--- Start of SELECTED EXCERPT ---

The governors of California and New Jersey both signed new LLC statutes into law on September 21, 2012, and both states adopted the Revised Uniform Limited Liability Company Act (RULLCA), with some variations. RULLCA is a uniform law recommended by the National Conference of Commissioners on Uniform State Laws (NCCUSL). RULLCA has been slow to catch on, but its passage by California and New Jersey may encourage other states to seriously consider it.
RULLCA was released by NCCUSL in 2006. It was adopted by Idaho and Iowa in 2008, by Nebraska and Wyoming in 2010, and by Utah in 2011. RULLCA has been criticized by the late Professor Larry Ribstein, which I wrote about when Nebraska and Wyoming passed RULLCA, here. But passage by California and New Jersey, the first major commercial states to adopt RULLCA, should increase momentum for its adoption by other states.
California. As originally introduced in the California legislature, the bill for the new statute authorized series LLCs, although that is not a RULLCA provision. (A series LLC can partition its assets and members into multiple series. Each series can own its own assets, enter into contracts in its own name, and incur its own liabilities, separate from the assets and liabilities of the LLC or any other series.) A later amendment deleted that provision from the bill, and the final version made no provision for series LLCs.
New Jersey. The new statute clarifies that a New Jersey LLC “may have any lawful purpose, regardless of whether for profit.” It establishes the default duration of an LLC as perpetual, unless limited by the operating agreement. And although the current LLC Act only allows a written operating agreement to override the various statutory defaults of the LLC Act, the new statute allows the operating agreement to be oral, written, or implied.
In 2010 I opined that RULLCA’s prognosis for becoming widely adopted looked bleak. With California and New Jersey’s adoption, RULLCA’s future now looks brighter.

--- End of SELECTED EXCERPT ---

TASK DETAILS »
According to the RULLCA passage, on what date did the governors of California and New Jersey sign their new LLC statutes into law? The material that comes next isn't needed here.

--- Start of PROVIDED MATERIAL ---

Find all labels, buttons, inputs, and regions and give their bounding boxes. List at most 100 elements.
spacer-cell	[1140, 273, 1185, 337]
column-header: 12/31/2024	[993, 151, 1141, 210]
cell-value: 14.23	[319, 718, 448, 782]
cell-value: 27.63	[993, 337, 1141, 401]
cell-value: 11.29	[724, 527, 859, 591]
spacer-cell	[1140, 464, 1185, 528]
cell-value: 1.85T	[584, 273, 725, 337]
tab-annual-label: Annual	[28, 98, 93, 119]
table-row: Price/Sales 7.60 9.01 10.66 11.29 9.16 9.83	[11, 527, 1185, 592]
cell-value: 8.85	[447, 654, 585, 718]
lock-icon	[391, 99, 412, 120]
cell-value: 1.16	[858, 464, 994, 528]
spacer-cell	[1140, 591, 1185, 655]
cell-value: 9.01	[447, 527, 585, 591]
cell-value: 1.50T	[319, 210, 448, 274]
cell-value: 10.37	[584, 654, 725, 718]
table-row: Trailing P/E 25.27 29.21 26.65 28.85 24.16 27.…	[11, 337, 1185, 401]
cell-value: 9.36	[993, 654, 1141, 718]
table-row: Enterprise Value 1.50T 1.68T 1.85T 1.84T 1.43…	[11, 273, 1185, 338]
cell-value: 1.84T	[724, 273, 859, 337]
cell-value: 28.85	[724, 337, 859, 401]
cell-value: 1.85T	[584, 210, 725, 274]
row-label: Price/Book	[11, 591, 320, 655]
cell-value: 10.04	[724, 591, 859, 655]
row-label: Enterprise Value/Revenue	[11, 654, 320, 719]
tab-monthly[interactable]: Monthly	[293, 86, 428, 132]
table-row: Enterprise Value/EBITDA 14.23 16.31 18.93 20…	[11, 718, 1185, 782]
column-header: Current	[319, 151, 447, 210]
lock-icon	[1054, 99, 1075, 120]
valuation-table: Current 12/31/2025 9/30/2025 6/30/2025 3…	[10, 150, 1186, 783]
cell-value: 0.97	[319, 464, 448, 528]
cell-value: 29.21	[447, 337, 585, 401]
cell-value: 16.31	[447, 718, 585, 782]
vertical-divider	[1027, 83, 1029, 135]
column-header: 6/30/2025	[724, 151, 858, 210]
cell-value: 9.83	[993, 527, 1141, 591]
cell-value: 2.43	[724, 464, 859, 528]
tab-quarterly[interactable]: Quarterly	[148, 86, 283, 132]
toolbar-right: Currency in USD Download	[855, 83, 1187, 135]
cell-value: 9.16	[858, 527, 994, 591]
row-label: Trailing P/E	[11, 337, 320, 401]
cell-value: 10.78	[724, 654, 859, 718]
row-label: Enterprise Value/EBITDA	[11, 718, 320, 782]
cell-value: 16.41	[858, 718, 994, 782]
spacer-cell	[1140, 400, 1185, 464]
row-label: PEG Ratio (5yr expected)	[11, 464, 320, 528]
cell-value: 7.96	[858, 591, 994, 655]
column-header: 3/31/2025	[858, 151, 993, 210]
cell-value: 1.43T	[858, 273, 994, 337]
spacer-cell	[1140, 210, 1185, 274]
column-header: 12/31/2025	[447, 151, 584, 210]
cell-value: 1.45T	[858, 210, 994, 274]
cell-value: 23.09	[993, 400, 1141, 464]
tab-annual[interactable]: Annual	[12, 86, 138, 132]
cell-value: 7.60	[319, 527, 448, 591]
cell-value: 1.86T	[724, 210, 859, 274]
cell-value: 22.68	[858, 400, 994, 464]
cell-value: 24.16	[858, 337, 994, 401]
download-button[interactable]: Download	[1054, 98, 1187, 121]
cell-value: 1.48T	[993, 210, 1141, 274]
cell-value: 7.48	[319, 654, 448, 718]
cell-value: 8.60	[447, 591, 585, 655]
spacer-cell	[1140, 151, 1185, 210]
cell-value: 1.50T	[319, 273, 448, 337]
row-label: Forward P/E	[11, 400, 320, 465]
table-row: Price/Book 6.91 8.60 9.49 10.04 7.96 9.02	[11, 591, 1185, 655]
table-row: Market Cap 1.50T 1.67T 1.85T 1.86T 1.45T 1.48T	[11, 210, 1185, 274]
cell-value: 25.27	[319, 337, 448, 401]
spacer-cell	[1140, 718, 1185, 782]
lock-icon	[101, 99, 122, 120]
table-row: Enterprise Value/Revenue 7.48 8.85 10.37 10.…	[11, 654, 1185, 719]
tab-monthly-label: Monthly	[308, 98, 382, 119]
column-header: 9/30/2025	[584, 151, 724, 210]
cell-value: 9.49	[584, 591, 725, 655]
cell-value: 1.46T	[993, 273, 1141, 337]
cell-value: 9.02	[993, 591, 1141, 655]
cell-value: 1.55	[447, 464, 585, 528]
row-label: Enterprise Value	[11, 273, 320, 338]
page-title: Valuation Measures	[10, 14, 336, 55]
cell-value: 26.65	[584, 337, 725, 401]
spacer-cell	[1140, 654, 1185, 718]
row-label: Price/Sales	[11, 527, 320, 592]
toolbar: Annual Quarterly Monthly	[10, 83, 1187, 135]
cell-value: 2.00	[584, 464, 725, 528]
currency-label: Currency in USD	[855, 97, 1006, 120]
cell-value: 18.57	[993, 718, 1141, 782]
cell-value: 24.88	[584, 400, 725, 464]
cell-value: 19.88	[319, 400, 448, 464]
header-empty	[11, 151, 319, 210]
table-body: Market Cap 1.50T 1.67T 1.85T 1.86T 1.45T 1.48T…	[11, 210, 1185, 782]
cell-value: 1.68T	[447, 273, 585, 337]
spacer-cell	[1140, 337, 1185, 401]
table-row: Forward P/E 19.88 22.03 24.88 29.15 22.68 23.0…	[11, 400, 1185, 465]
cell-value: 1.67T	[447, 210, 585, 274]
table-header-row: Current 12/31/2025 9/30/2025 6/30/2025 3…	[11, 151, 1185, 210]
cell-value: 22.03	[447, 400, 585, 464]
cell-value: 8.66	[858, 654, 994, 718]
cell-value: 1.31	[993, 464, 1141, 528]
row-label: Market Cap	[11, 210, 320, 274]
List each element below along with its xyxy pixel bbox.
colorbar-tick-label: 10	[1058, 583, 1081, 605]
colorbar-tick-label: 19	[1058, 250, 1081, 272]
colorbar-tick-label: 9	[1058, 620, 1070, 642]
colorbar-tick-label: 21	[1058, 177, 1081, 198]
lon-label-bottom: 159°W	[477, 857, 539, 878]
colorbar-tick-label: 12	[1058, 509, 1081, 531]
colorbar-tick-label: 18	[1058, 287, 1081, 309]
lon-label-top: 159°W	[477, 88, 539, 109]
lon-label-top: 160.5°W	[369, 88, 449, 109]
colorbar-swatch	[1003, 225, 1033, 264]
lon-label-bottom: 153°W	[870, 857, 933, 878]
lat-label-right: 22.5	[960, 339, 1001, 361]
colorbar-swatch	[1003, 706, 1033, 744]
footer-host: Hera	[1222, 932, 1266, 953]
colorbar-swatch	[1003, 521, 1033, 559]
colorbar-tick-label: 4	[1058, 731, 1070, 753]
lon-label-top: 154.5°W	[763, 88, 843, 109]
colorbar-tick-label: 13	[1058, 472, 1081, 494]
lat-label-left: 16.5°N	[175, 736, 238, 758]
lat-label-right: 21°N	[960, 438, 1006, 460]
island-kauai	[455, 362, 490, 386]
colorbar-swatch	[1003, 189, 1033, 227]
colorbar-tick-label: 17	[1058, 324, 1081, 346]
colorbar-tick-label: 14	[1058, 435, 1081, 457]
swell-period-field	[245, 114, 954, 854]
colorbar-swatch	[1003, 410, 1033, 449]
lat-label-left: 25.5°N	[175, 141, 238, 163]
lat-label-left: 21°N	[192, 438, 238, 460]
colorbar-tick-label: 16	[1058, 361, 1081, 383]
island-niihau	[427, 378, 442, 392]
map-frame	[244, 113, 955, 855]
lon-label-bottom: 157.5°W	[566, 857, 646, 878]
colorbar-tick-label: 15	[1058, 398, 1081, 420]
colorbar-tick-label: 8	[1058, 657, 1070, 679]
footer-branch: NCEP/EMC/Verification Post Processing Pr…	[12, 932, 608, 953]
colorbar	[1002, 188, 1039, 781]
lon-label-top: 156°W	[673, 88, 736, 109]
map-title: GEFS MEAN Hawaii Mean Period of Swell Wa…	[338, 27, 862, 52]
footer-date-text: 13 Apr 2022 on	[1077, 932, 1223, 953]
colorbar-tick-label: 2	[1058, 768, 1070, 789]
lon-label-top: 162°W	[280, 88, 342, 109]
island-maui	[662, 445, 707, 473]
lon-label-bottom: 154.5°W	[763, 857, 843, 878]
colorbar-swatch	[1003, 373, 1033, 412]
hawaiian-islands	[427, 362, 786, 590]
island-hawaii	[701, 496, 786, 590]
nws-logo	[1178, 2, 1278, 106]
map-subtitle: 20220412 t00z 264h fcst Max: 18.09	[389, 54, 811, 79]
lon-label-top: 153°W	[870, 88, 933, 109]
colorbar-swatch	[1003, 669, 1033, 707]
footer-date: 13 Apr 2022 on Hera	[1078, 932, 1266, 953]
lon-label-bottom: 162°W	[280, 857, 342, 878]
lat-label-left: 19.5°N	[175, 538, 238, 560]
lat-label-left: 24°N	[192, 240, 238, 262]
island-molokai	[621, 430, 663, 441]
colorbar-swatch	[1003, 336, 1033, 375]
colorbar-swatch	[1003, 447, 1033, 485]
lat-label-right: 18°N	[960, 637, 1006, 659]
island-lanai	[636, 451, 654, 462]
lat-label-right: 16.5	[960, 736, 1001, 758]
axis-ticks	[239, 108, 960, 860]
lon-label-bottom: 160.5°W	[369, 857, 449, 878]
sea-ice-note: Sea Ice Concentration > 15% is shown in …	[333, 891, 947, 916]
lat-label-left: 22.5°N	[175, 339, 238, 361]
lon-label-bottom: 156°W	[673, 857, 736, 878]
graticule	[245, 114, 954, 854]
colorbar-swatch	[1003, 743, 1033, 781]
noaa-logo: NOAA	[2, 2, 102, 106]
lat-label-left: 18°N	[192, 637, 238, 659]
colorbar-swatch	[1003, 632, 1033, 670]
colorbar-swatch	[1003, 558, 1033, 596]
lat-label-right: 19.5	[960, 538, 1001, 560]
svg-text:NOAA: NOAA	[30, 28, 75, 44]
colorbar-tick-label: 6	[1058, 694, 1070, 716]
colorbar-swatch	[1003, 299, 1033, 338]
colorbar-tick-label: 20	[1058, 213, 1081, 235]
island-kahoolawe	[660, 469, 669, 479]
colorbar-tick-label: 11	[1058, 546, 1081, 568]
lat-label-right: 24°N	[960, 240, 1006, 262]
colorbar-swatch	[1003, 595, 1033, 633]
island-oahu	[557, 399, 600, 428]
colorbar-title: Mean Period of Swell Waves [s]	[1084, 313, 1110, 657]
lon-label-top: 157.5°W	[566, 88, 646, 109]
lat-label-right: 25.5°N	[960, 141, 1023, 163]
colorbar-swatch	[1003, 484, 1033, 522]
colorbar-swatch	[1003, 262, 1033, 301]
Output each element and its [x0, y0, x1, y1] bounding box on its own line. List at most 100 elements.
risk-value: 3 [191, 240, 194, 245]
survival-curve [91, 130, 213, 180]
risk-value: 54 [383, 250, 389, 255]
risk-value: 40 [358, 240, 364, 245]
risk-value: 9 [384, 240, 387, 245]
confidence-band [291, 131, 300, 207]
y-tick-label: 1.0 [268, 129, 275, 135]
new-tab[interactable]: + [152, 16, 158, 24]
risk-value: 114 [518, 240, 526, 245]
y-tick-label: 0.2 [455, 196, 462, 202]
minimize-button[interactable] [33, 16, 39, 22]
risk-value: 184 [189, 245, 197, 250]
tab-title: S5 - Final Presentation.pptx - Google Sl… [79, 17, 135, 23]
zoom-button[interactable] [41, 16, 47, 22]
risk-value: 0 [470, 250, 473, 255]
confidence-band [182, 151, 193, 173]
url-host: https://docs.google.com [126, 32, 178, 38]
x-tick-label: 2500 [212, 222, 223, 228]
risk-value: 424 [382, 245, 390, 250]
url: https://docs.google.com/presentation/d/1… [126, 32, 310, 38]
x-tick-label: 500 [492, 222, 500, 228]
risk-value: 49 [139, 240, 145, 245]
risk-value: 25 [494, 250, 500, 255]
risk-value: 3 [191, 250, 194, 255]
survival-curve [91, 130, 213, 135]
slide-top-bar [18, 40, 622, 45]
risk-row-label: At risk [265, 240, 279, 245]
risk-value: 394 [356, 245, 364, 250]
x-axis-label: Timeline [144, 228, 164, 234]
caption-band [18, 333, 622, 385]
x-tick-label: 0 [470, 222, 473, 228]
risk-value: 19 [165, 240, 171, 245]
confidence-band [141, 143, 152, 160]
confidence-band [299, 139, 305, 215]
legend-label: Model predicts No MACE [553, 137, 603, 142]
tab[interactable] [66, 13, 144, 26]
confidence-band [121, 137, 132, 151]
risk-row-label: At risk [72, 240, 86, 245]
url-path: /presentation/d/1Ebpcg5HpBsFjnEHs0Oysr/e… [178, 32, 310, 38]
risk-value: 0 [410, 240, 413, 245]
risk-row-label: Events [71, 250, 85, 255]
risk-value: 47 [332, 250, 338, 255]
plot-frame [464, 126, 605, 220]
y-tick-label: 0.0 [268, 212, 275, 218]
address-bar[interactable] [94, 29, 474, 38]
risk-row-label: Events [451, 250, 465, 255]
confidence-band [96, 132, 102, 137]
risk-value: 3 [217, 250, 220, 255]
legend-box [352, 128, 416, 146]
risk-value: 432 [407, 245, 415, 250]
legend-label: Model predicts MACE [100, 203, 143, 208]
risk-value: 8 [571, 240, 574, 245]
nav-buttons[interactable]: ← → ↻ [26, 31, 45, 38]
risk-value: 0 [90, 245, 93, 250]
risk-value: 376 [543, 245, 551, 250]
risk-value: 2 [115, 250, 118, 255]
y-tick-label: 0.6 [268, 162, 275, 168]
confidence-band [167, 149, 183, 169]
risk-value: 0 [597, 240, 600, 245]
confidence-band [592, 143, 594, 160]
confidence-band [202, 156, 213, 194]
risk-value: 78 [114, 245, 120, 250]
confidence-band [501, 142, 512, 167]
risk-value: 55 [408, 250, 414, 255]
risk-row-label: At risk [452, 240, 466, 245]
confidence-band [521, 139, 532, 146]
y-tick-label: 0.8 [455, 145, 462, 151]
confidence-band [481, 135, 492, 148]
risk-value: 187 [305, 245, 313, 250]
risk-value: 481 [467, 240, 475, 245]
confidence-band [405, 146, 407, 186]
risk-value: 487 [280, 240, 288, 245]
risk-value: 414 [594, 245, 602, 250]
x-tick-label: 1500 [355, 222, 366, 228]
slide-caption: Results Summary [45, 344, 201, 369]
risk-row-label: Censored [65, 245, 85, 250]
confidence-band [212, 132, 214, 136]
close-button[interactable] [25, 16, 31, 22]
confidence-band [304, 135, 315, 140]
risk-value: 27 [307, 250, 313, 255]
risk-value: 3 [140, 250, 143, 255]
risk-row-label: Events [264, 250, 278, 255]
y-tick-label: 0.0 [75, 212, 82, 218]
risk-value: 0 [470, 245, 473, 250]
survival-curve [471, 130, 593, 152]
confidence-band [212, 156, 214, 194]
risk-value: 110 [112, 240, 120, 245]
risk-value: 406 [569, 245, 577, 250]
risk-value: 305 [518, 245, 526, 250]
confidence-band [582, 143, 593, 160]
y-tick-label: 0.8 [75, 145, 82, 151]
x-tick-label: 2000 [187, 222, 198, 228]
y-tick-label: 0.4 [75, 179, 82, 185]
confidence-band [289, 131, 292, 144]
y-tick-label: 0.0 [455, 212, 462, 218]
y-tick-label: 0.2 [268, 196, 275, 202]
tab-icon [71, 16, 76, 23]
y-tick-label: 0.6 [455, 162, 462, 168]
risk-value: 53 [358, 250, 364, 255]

--- End of PROVIDED MATERIAL ---

RESPONSE »
September 21, 2012